Figure collection entries:
◆ ◆ ◆ ◆ ◆

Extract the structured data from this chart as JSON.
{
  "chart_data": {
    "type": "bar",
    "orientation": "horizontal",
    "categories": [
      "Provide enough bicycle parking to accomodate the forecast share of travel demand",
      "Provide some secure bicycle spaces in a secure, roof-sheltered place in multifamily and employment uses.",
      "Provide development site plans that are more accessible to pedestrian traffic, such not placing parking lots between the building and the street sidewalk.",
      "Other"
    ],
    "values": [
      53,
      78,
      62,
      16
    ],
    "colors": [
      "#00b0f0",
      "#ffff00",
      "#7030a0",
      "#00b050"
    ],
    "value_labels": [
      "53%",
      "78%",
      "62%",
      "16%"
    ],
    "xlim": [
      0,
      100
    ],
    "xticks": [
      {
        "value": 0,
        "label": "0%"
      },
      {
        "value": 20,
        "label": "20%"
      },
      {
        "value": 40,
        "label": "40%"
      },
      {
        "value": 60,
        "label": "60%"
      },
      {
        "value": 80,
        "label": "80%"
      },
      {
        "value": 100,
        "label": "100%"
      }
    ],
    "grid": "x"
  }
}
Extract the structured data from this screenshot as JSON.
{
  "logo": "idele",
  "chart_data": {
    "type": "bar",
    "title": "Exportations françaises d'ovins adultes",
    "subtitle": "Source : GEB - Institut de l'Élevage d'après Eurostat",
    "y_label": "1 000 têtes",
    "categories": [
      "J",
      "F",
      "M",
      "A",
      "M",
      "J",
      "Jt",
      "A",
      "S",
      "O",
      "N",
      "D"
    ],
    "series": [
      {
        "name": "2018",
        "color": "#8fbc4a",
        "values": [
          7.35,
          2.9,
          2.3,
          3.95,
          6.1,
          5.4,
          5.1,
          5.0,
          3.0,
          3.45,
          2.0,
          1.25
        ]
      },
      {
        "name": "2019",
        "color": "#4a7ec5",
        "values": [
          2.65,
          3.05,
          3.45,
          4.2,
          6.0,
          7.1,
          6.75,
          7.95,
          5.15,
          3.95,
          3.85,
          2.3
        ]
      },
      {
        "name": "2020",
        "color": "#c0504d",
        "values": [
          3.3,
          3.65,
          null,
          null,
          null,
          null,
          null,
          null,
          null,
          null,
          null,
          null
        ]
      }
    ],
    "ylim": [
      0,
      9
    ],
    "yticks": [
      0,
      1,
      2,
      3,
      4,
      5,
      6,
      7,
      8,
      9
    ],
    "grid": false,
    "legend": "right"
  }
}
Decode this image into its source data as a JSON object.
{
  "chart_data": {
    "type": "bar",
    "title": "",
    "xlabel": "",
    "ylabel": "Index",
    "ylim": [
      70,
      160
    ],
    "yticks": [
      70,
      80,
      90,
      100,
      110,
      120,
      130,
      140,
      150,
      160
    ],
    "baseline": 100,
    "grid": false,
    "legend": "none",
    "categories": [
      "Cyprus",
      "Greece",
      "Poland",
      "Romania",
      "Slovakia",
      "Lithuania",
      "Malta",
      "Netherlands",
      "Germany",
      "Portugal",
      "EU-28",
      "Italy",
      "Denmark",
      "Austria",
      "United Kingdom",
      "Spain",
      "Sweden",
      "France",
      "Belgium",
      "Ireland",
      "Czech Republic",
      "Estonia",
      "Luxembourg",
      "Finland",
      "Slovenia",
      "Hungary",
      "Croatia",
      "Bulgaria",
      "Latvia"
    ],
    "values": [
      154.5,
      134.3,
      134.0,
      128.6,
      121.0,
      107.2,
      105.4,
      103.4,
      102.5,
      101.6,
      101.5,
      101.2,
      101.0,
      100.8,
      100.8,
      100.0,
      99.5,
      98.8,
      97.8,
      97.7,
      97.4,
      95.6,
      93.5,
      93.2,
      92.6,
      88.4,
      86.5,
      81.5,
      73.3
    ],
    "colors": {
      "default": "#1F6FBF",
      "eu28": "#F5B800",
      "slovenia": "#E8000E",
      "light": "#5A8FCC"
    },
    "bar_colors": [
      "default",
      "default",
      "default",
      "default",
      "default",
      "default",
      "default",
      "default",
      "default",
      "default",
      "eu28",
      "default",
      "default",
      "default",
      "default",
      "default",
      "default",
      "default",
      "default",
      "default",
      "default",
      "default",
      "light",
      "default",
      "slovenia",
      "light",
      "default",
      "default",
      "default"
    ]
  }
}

◆ ◆ ◆ ◆ ◆

• Task details: Output the complete data exactly as written.

• Result of the exercise:
Extract the structured data from this chart as JSON.
{
  "chart_data": {
    "type": "bar",
    "orientation": "horizontal",
    "categories": [
      "Provide enough bicycle parking to accomodate the forecast share of travel demand",
      "Provide some secure bicycle spaces in a secure, roof-sheltered place in multifamily and employment uses.",
      "Provide development site plans that are more accessible to pedestrian traffic, such not placing parking lots between the building and the street sidewalk.",
      "Other"
    ],
    "values": [
      53,
      78,
      62,
      16
    ],
    "colors": [
      "#00b0f0",
      "#ffff00",
      "#7030a0",
      "#00b050"
    ],
    "value_labels": [
      "53%",
      "78%",
      "62%",
      "16%"
    ],
    "xlim": [
      0,
      100
    ],
    "xticks": [
      {
        "value": 0,
        "label": "0%"
      },
      {
        "value": 20,
        "label": "20%"
      },
      {
        "value": 40,
        "label": "40%"
      },
      {
        "value": 60,
        "label": "60%"
      },
      {
        "value": 80,
        "label": "80%"
      },
      {
        "value": 100,
        "label": "100%"
      }
    ],
    "grid": "x"
  }
}
Extract the structured data from this screenshot as JSON.
{
  "logo": "idele",
  "chart_data": {
    "type": "bar",
    "title": "Exportations françaises d'ovins adultes",
    "subtitle": "Source : GEB - Institut de l'Élevage d'après Eurostat",
    "y_label": "1 000 têtes",
    "categories": [
      "J",
      "F",
      "M",
      "A",
      "M",
      "J",
      "Jt",
      "A",
      "S",
      "O",
      "N",
      "D"
    ],
    "series": [
      {
        "name": "2018",
        "color": "#8fbc4a",
        "values": [
          7.35,
          2.9,
          2.3,
          3.95,
          6.1,
          5.4,
          5.1,
          5.0,
          3.0,
          3.45,
          2.0,
          1.25
        ]
      },
      {
        "name": "2019",
        "color": "#4a7ec5",
        "values": [
          2.65,
          3.05,
          3.45,
          4.2,
          6.0,
          7.1,
          6.75,
          7.95,
          5.15,
          3.95,
          3.85,
          2.3
        ]
      },
      {
        "name": "2020",
        "color": "#c0504d",
        "values": [
          3.3,
          3.65,
          null,
          null,
          null,
          null,
          null,
          null,
          null,
          null,
          null,
          null
        ]
      }
    ],
    "ylim": [
      0,
      9
    ],
    "yticks": [
      0,
      1,
      2,
      3,
      4,
      5,
      6,
      7,
      8,
      9
    ],
    "grid": false,
    "legend": "right"
  }
}
Decode this image into its source data as a JSON object.
{
  "chart_data": {
    "type": "bar",
    "title": "",
    "xlabel": "",
    "ylabel": "Index",
    "ylim": [
      70,
      160
    ],
    "yticks": [
      70,
      80,
      90,
      100,
      110,
      120,
      130,
      140,
      150,
      160
    ],
    "baseline": 100,
    "grid": false,
    "legend": "none",
    "categories": [
      "Cyprus",
      "Greece",
      "Poland",
      "Romania",
      "Slovakia",
      "Lithuania",
      "Malta",
      "Netherlands",
      "Germany",
      "Portugal",
      "EU-28",
      "Italy",
      "Denmark",
      "Austria",
      "United Kingdom",
      "Spain",
      "Sweden",
      "France",
      "Belgium",
      "Ireland",
      "Czech Republic",
      "Estonia",
      "Luxembourg",
      "Finland",
      "Slovenia",
      "Hungary",
      "Croatia",
      "Bulgaria",
      "Latvia"
    ],
    "values": [
      154.5,
      134.3,
      134.0,
      128.6,
      121.0,
      107.2,
      105.4,
      103.4,
      102.5,
      101.6,
      101.5,
      101.2,
      101.0,
      100.8,
      100.8,
      100.0,
      99.5,
      98.8,
      97.8,
      97.7,
      97.4,
      95.6,
      93.5,
      93.2,
      92.6,
      88.4,
      86.5,
      81.5,
      73.3
    ],
    "colors": {
      "default": "#1F6FBF",
      "eu28": "#F5B800",
      "slovenia": "#E8000E",
      "light": "#5A8FCC"
    },
    "bar_colors": [
      "default",
      "default",
      "default",
      "default",
      "default",
      "default",
      "default",
      "default",
      "default",
      "default",
      "eu28",
      "default",
      "default",
      "default",
      "default",
      "default",
      "default",
      "default",
      "default",
      "default",
      "default",
      "default",
      "light",
      "default",
      "slovenia",
      "light",
      "default",
      "default",
      "default"
    ]
  }
}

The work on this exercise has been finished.